### TASK DIRECTIONS
Can you write out the whole listing exactly?

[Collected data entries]
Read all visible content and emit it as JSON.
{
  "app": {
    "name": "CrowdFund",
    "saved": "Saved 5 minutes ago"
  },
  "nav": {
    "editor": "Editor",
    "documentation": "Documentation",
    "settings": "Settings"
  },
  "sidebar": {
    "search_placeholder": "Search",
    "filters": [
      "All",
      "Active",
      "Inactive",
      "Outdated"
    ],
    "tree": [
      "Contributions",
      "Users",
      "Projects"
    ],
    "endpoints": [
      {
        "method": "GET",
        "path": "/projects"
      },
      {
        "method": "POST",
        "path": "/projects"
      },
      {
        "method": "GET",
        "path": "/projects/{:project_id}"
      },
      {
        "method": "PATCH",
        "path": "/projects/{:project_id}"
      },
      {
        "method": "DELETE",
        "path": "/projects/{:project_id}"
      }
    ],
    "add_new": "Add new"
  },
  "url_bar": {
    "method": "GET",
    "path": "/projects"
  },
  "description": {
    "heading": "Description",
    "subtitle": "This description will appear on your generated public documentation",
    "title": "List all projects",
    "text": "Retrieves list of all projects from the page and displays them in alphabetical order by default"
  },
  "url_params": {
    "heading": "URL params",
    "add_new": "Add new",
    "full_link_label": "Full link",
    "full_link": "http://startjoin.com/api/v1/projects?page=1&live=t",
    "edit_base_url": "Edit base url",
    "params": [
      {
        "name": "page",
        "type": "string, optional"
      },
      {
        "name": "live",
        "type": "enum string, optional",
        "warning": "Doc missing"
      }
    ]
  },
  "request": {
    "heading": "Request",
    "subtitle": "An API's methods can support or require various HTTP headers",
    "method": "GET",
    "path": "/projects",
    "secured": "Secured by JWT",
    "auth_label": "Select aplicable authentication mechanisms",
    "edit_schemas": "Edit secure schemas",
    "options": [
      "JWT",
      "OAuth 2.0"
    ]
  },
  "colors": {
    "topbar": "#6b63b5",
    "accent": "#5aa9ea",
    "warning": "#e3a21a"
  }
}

### FULL SOLUTION
Read all visible content and emit it as JSON.
{
  "app": {
    "name": "CrowdFund",
    "saved": "Saved 5 minutes ago"
  },
  "nav": {
    "editor": "Editor",
    "documentation": "Documentation",
    "settings": "Settings"
  },
  "sidebar": {
    "search_placeholder": "Search",
    "filters": [
      "All",
      "Active",
      "Inactive",
      "Outdated"
    ],
    "tree": [
      "Contributions",
      "Users",
      "Projects"
    ],
    "endpoints": [
      {
        "method": "GET",
        "path": "/projects"
      },
      {
        "method": "POST",
        "path": "/projects"
      },
      {
        "method": "GET",
        "path": "/projects/{:project_id}"
      },
      {
        "method": "PATCH",
        "path": "/projects/{:project_id}"
      },
      {
        "method": "DELETE",
        "path": "/projects/{:project_id}"
      }
    ],
    "add_new": "Add new"
  },
  "url_bar": {
    "method": "GET",
    "path": "/projects"
  },
  "description": {
    "heading": "Description",
    "subtitle": "This description will appear on your generated public documentation",
    "title": "List all projects",
    "text": "Retrieves list of all projects from the page and displays them in alphabetical order by default"
  },
  "url_params": {
    "heading": "URL params",
    "add_new": "Add new",
    "full_link_label": "Full link",
    "full_link": "http://startjoin.com/api/v1/projects?page=1&live=t",
    "edit_base_url": "Edit base url",
    "params": [
      {
        "name": "page",
        "type": "string, optional"
      },
      {
        "name": "live",
        "type": "enum string, optional",
        "warning": "Doc missing"
      }
    ]
  },
  "request": {
    "heading": "Request",
    "subtitle": "An API's methods can support or require various HTTP headers",
    "method": "GET",
    "path": "/projects",
    "secured": "Secured by JWT",
    "auth_label": "Select aplicable authentication mechanisms",
    "edit_schemas": "Edit secure schemas",
    "options": [
      "JWT",
      "OAuth 2.0"
    ]
  },
  "colors": {
    "topbar": "#6b63b5",
    "accent": "#5aa9ea",
    "warning": "#e3a21a"
  }
}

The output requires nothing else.